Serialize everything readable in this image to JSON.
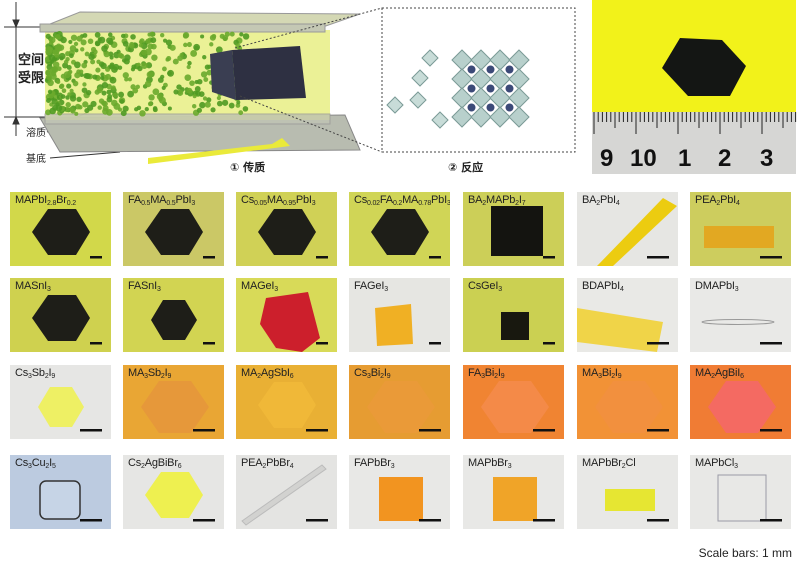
{
  "schematic": {
    "confined_space_label": [
      "空间",
      "受限"
    ],
    "solute_label": "溶质",
    "substrate_label": "基底",
    "step1_label": "① 传质",
    "step2_label": "② 反应"
  },
  "photo": {
    "ruler_numbers": [
      "9",
      "10",
      "1",
      "2",
      "3"
    ]
  },
  "panels": [
    {
      "label": [
        {
          "t": "MAPbI"
        },
        {
          "s": "2.8"
        },
        {
          "t": "Br"
        },
        {
          "s": "0.2"
        }
      ],
      "bg": "#d2d84a",
      "shape": "hexagon",
      "color": "#1e1e18"
    },
    {
      "label": [
        {
          "t": "FA"
        },
        {
          "s": "0.5"
        },
        {
          "t": "MA"
        },
        {
          "s": "0.5"
        },
        {
          "t": "PbI"
        },
        {
          "s": "3"
        }
      ],
      "bg": "#cbc866",
      "shape": "hexagon",
      "color": "#1e1e18"
    },
    {
      "label": [
        {
          "t": "Cs"
        },
        {
          "s": "0.05"
        },
        {
          "t": "MA"
        },
        {
          "s": "0.95"
        },
        {
          "t": "PbI"
        },
        {
          "s": "3"
        }
      ],
      "bg": "#d0d156",
      "shape": "hexagon",
      "color": "#1e1e18"
    },
    {
      "label": [
        {
          "t": "Cs"
        },
        {
          "s": "0.02"
        },
        {
          "t": "FA"
        },
        {
          "s": "0.2"
        },
        {
          "t": "MA"
        },
        {
          "s": "0.78"
        },
        {
          "t": "PbI"
        },
        {
          "s": "3"
        }
      ],
      "bg": "#d0d556",
      "shape": "hexagon",
      "color": "#1e1e18"
    },
    {
      "label": [
        {
          "t": "BA"
        },
        {
          "s": "2"
        },
        {
          "t": "MAPb"
        },
        {
          "s": "2"
        },
        {
          "t": "I"
        },
        {
          "s": "7"
        }
      ],
      "bg": "#cccf58",
      "shape": "square",
      "color": "#141410"
    },
    {
      "label": [
        {
          "t": "BA"
        },
        {
          "s": "2"
        },
        {
          "t": "PbI"
        },
        {
          "s": "4"
        }
      ],
      "bg": "#e6e6e3",
      "shape": "strip",
      "color": "#eccc10"
    },
    {
      "label": [
        {
          "t": "PEA"
        },
        {
          "s": "2"
        },
        {
          "t": "PbI"
        },
        {
          "s": "4"
        }
      ],
      "bg": "#cdcd5e",
      "shape": "rect",
      "color": "#e2a822"
    },
    {
      "label": [
        {
          "t": "MASnI"
        },
        {
          "s": "3"
        }
      ],
      "bg": "#cfd14f",
      "shape": "hexagon",
      "color": "#1e1e18"
    },
    {
      "label": [
        {
          "t": "FASnI"
        },
        {
          "s": "3"
        }
      ],
      "bg": "#d2d452",
      "shape": "hexagon-small",
      "color": "#1e1e18"
    },
    {
      "label": [
        {
          "t": "MAGeI"
        },
        {
          "s": "3"
        }
      ],
      "bg": "#d8da58",
      "shape": "polygon",
      "color": "#cc1f2c"
    },
    {
      "label": [
        {
          "t": "FAGeI"
        },
        {
          "s": "3"
        }
      ],
      "bg": "#e6e6e2",
      "shape": "tilted-square",
      "color": "#f0b024"
    },
    {
      "label": [
        {
          "t": "CsGeI"
        },
        {
          "s": "3"
        }
      ],
      "bg": "#cbd052",
      "shape": "small-square",
      "color": "#18180f"
    },
    {
      "label": [
        {
          "t": "BDAPbI"
        },
        {
          "s": "4"
        }
      ],
      "bg": "#e9e9e6",
      "shape": "strip-flat",
      "color": "#f0d448"
    },
    {
      "label": [
        {
          "t": "DMAPbI"
        },
        {
          "s": "3"
        }
      ],
      "bg": "#e9e9e7",
      "shape": "needle",
      "color": "#b8b8b8"
    },
    {
      "label": [
        {
          "t": "Cs"
        },
        {
          "s": "3"
        },
        {
          "t": "Sb"
        },
        {
          "s": "2"
        },
        {
          "t": "I"
        },
        {
          "s": "9"
        }
      ],
      "bg": "#e6e6e4",
      "shape": "hexagon-small",
      "color": "#eef064"
    },
    {
      "label": [
        {
          "t": "MA"
        },
        {
          "s": "3"
        },
        {
          "t": "Sb"
        },
        {
          "s": "2"
        },
        {
          "t": "I"
        },
        {
          "s": "9"
        }
      ],
      "bg": "#e9a634",
      "shape": "hexagon-large",
      "color": "#e6983a"
    },
    {
      "label": [
        {
          "t": "MA"
        },
        {
          "s": "2"
        },
        {
          "t": "AgSbI"
        },
        {
          "s": "6"
        }
      ],
      "bg": "#e9b034",
      "shape": "hexagon",
      "color": "#f0b838"
    },
    {
      "label": [
        {
          "t": "Cs"
        },
        {
          "s": "3"
        },
        {
          "t": "Bi"
        },
        {
          "s": "2"
        },
        {
          "t": "I"
        },
        {
          "s": "9"
        }
      ],
      "bg": "#e69c32",
      "shape": "hexagon-large",
      "color": "#ea9a38"
    },
    {
      "label": [
        {
          "t": "FA"
        },
        {
          "s": "3"
        },
        {
          "t": "Bi"
        },
        {
          "s": "2"
        },
        {
          "t": "I"
        },
        {
          "s": "9"
        }
      ],
      "bg": "#f08432",
      "shape": "hexagon-large",
      "color": "#f48a48"
    },
    {
      "label": [
        {
          "t": "MA"
        },
        {
          "s": "3"
        },
        {
          "t": "Bi"
        },
        {
          "s": "2"
        },
        {
          "t": "I"
        },
        {
          "s": "9"
        }
      ],
      "bg": "#f29236",
      "shape": "hexagon-large",
      "color": "#f2903e"
    },
    {
      "label": [
        {
          "t": "MA"
        },
        {
          "s": "2"
        },
        {
          "t": "AgBiI"
        },
        {
          "s": "6"
        }
      ],
      "bg": "#f07c34",
      "shape": "hexagon-large",
      "color": "#f46a62"
    },
    {
      "label": [
        {
          "t": "Cs"
        },
        {
          "s": "3"
        },
        {
          "t": "Cu"
        },
        {
          "s": "2"
        },
        {
          "t": "I"
        },
        {
          "s": "5"
        }
      ],
      "bg": "#bccbe0",
      "shape": "rounded-square",
      "color": "#c6d4e6"
    },
    {
      "label": [
        {
          "t": "Cs"
        },
        {
          "s": "2"
        },
        {
          "t": "AgBiBr"
        },
        {
          "s": "6"
        }
      ],
      "bg": "#e6e6e4",
      "shape": "hexagon",
      "color": "#eef050"
    },
    {
      "label": [
        {
          "t": "PEA"
        },
        {
          "s": "2"
        },
        {
          "t": "PbBr"
        },
        {
          "s": "4"
        }
      ],
      "bg": "#e4e4e2",
      "shape": "thin-strip",
      "color": "#d2d2d0"
    },
    {
      "label": [
        {
          "t": "FAPbBr"
        },
        {
          "s": "3"
        }
      ],
      "bg": "#e8e8e6",
      "shape": "square-mid",
      "color": "#f29420"
    },
    {
      "label": [
        {
          "t": "MAPbBr"
        },
        {
          "s": "3"
        }
      ],
      "bg": "#e8e8e6",
      "shape": "square-mid",
      "color": "#f0a428"
    },
    {
      "label": [
        {
          "t": "MAPbBr"
        },
        {
          "s": "2"
        },
        {
          "t": "Cl"
        }
      ],
      "bg": "#e8e8e6",
      "shape": "yellow-rect",
      "color": "#e6e632"
    },
    {
      "label": [
        {
          "t": "MAPbCl"
        },
        {
          "s": "3"
        }
      ],
      "bg": "#e8e8e6",
      "shape": "outline-square",
      "color": "#9a9aa6"
    }
  ],
  "scale_note": "Scale bars: 1 mm"
}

________________

YOUR TASK: Reproduce the full listing faithfully, but do not carry over any pictures.

SOLUTION FOR THIS PROBLEM:
Serialize everything readable in this image to JSON.
{
  "schematic": {
    "confined_space_label": [
      "空间",
      "受限"
    ],
    "solute_label": "溶质",
    "substrate_label": "基底",
    "step1_label": "① 传质",
    "step2_label": "② 反应"
  },
  "photo": {
    "ruler_numbers": [
      "9",
      "10",
      "1",
      "2",
      "3"
    ]
  },
  "panels": [
    {
      "label": [
        {
          "t": "MAPbI"
        },
        {
          "s": "2.8"
        },
        {
          "t": "Br"
        },
        {
          "s": "0.2"
        }
      ],
      "bg": "#d2d84a",
      "shape": "hexagon",
      "color": "#1e1e18"
    },
    {
      "label": [
        {
          "t": "FA"
        },
        {
          "s": "0.5"
        },
        {
          "t": "MA"
        },
        {
          "s": "0.5"
        },
        {
          "t": "PbI"
        },
        {
          "s": "3"
        }
      ],
      "bg": "#cbc866",
      "shape": "hexagon",
      "color": "#1e1e18"
    },
    {
      "label": [
        {
          "t": "Cs"
        },
        {
          "s": "0.05"
        },
        {
          "t": "MA"
        },
        {
          "s": "0.95"
        },
        {
          "t": "PbI"
        },
        {
          "s": "3"
        }
      ],
      "bg": "#d0d156",
      "shape": "hexagon",
      "color": "#1e1e18"
    },
    {
      "label": [
        {
          "t": "Cs"
        },
        {
          "s": "0.02"
        },
        {
          "t": "FA"
        },
        {
          "s": "0.2"
        },
        {
          "t": "MA"
        },
        {
          "s": "0.78"
        },
        {
          "t": "PbI"
        },
        {
          "s": "3"
        }
      ],
      "bg": "#d0d556",
      "shape": "hexagon",
      "color": "#1e1e18"
    },
    {
      "label": [
        {
          "t": "BA"
        },
        {
          "s": "2"
        },
        {
          "t": "MAPb"
        },
        {
          "s": "2"
        },
        {
          "t": "I"
        },
        {
          "s": "7"
        }
      ],
      "bg": "#cccf58",
      "shape": "square",
      "color": "#141410"
    },
    {
      "label": [
        {
          "t": "BA"
        },
        {
          "s": "2"
        },
        {
          "t": "PbI"
        },
        {
          "s": "4"
        }
      ],
      "bg": "#e6e6e3",
      "shape": "strip",
      "color": "#eccc10"
    },
    {
      "label": [
        {
          "t": "PEA"
        },
        {
          "s": "2"
        },
        {
          "t": "PbI"
        },
        {
          "s": "4"
        }
      ],
      "bg": "#cdcd5e",
      "shape": "rect",
      "color": "#e2a822"
    },
    {
      "label": [
        {
          "t": "MASnI"
        },
        {
          "s": "3"
        }
      ],
      "bg": "#cfd14f",
      "shape": "hexagon",
      "color": "#1e1e18"
    },
    {
      "label": [
        {
          "t": "FASnI"
        },
        {
          "s": "3"
        }
      ],
      "bg": "#d2d452",
      "shape": "hexagon-small",
      "color": "#1e1e18"
    },
    {
      "label": [
        {
          "t": "MAGeI"
        },
        {
          "s": "3"
        }
      ],
      "bg": "#d8da58",
      "shape": "polygon",
      "color": "#cc1f2c"
    },
    {
      "label": [
        {
          "t": "FAGeI"
        },
        {
          "s": "3"
        }
      ],
      "bg": "#e6e6e2",
      "shape": "tilted-square",
      "color": "#f0b024"
    },
    {
      "label": [
        {
          "t": "CsGeI"
        },
        {
          "s": "3"
        }
      ],
      "bg": "#cbd052",
      "shape": "small-square",
      "color": "#18180f"
    },
    {
      "label": [
        {
          "t": "BDAPbI"
        },
        {
          "s": "4"
        }
      ],
      "bg": "#e9e9e6",
      "shape": "strip-flat",
      "color": "#f0d448"
    },
    {
      "label": [
        {
          "t": "DMAPbI"
        },
        {
          "s": "3"
        }
      ],
      "bg": "#e9e9e7",
      "shape": "needle",
      "color": "#b8b8b8"
    },
    {
      "label": [
        {
          "t": "Cs"
        },
        {
          "s": "3"
        },
        {
          "t": "Sb"
        },
        {
          "s": "2"
        },
        {
          "t": "I"
        },
        {
          "s": "9"
        }
      ],
      "bg": "#e6e6e4",
      "shape": "hexagon-small",
      "color": "#eef064"
    },
    {
      "label": [
        {
          "t": "MA"
        },
        {
          "s": "3"
        },
        {
          "t": "Sb"
        },
        {
          "s": "2"
        },
        {
          "t": "I"
        },
        {
          "s": "9"
        }
      ],
      "bg": "#e9a634",
      "shape": "hexagon-large",
      "color": "#e6983a"
    },
    {
      "label": [
        {
          "t": "MA"
        },
        {
          "s": "2"
        },
        {
          "t": "AgSbI"
        },
        {
          "s": "6"
        }
      ],
      "bg": "#e9b034",
      "shape": "hexagon",
      "color": "#f0b838"
    },
    {
      "label": [
        {
          "t": "Cs"
        },
        {
          "s": "3"
        },
        {
          "t": "Bi"
        },
        {
          "s": "2"
        },
        {
          "t": "I"
        },
        {
          "s": "9"
        }
      ],
      "bg": "#e69c32",
      "shape": "hexagon-large",
      "color": "#ea9a38"
    },
    {
      "label": [
        {
          "t": "FA"
        },
        {
          "s": "3"
        },
        {
          "t": "Bi"
        },
        {
          "s": "2"
        },
        {
          "t": "I"
        },
        {
          "s": "9"
        }
      ],
      "bg": "#f08432",
      "shape": "hexagon-large",
      "color": "#f48a48"
    },
    {
      "label": [
        {
          "t": "MA"
        },
        {
          "s": "3"
        },
        {
          "t": "Bi"
        },
        {
          "s": "2"
        },
        {
          "t": "I"
        },
        {
          "s": "9"
        }
      ],
      "bg": "#f29236",
      "shape": "hexagon-large",
      "color": "#f2903e"
    },
    {
      "label": [
        {
          "t": "MA"
        },
        {
          "s": "2"
        },
        {
          "t": "AgBiI"
        },
        {
          "s": "6"
        }
      ],
      "bg": "#f07c34",
      "shape": "hexagon-large",
      "color": "#f46a62"
    },
    {
      "label": [
        {
          "t": "Cs"
        },
        {
          "s": "3"
        },
        {
          "t": "Cu"
        },
        {
          "s": "2"
        },
        {
          "t": "I"
        },
        {
          "s": "5"
        }
      ],
      "bg": "#bccbe0",
      "shape": "rounded-square",
      "color": "#c6d4e6"
    },
    {
      "label": [
        {
          "t": "Cs"
        },
        {
          "s": "2"
        },
        {
          "t": "AgBiBr"
        },
        {
          "s": "6"
        }
      ],
      "bg": "#e6e6e4",
      "shape": "hexagon",
      "color": "#eef050"
    },
    {
      "label": [
        {
          "t": "PEA"
        },
        {
          "s": "2"
        },
        {
          "t": "PbBr"
        },
        {
          "s": "4"
        }
      ],
      "bg": "#e4e4e2",
      "shape": "thin-strip",
      "color": "#d2d2d0"
    },
    {
      "label": [
        {
          "t": "FAPbBr"
        },
        {
          "s": "3"
        }
      ],
      "bg": "#e8e8e6",
      "shape": "square-mid",
      "color": "#f29420"
    },
    {
      "label": [
        {
          "t": "MAPbBr"
        },
        {
          "s": "3"
        }
      ],
      "bg": "#e8e8e6",
      "shape": "square-mid",
      "color": "#f0a428"
    },
    {
      "label": [
        {
          "t": "MAPbBr"
        },
        {
          "s": "2"
        },
        {
          "t": "Cl"
        }
      ],
      "bg": "#e8e8e6",
      "shape": "yellow-rect",
      "color": "#e6e632"
    },
    {
      "label": [
        {
          "t": "MAPbCl"
        },
        {
          "s": "3"
        }
      ],
      "bg": "#e8e8e6",
      "shape": "outline-square",
      "color": "#9a9aa6"
    }
  ],
  "scale_note": "Scale bars: 1 mm"
}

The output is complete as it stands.